▸ DATA SUPPLIED:
----------

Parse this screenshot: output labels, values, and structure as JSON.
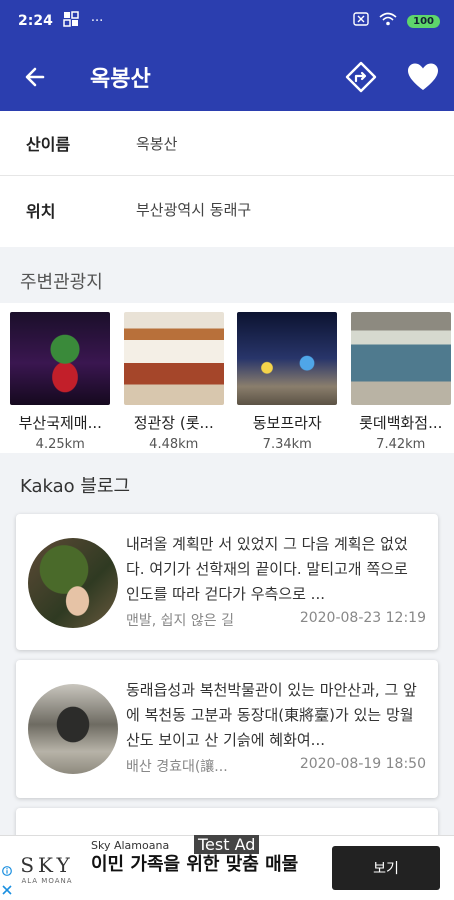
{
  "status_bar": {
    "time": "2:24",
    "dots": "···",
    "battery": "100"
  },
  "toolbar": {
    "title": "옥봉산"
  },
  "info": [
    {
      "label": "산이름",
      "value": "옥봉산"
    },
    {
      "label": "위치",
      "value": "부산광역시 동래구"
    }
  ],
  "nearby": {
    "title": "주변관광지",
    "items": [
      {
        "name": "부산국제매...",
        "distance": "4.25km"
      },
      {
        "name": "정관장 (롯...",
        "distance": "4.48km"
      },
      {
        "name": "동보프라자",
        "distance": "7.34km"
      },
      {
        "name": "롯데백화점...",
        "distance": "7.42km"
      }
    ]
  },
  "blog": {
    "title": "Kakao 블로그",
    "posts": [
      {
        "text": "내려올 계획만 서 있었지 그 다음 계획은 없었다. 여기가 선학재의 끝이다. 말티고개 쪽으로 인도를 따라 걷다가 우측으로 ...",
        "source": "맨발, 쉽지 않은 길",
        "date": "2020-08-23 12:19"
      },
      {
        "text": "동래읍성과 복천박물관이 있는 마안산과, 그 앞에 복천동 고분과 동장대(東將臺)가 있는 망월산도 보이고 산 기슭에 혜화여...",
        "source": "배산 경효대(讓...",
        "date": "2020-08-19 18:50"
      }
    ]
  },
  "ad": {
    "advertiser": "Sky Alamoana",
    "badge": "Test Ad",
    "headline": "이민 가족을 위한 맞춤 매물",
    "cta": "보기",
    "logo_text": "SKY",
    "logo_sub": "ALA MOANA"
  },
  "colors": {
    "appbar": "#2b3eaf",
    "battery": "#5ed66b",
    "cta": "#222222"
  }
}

----------

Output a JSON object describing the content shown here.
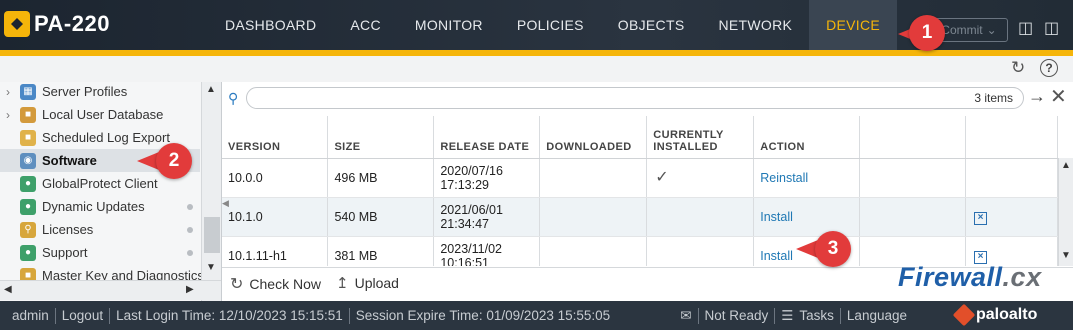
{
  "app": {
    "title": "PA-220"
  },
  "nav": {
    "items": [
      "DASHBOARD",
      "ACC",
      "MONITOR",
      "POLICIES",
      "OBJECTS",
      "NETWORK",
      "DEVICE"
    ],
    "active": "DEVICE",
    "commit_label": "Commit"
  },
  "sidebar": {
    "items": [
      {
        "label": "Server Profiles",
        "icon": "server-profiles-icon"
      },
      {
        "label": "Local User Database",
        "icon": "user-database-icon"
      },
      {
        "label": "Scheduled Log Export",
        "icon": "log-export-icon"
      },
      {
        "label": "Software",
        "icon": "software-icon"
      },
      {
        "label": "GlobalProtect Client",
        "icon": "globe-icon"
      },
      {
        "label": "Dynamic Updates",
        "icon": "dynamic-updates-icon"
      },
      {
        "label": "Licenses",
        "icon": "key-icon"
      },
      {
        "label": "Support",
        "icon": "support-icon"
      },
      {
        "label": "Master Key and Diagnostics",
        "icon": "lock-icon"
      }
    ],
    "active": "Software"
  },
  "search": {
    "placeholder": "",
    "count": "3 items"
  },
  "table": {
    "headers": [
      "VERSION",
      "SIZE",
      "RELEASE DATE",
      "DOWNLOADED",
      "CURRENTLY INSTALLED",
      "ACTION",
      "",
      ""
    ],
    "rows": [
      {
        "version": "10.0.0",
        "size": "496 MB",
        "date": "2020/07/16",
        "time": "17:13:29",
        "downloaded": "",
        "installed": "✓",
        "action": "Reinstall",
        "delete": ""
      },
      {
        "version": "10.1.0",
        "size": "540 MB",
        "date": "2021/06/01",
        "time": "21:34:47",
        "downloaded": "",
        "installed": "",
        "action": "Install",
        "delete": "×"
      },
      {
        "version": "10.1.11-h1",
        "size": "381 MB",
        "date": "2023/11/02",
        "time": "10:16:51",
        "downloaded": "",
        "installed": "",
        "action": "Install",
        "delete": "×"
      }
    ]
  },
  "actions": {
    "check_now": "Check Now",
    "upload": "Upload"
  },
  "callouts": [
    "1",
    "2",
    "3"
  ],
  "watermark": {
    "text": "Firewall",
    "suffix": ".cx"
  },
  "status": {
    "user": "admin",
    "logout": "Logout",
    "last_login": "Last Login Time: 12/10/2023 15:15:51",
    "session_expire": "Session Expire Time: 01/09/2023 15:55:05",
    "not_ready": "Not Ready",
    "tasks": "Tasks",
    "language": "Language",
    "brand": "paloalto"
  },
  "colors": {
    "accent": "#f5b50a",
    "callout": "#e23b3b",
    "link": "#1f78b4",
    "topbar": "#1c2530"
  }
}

----------

▸ TO BE DONE: Scan the entries above and work out how many lines include the word "title"; the reply is that number alone.

▸ WRITTEN RESPONSE: 4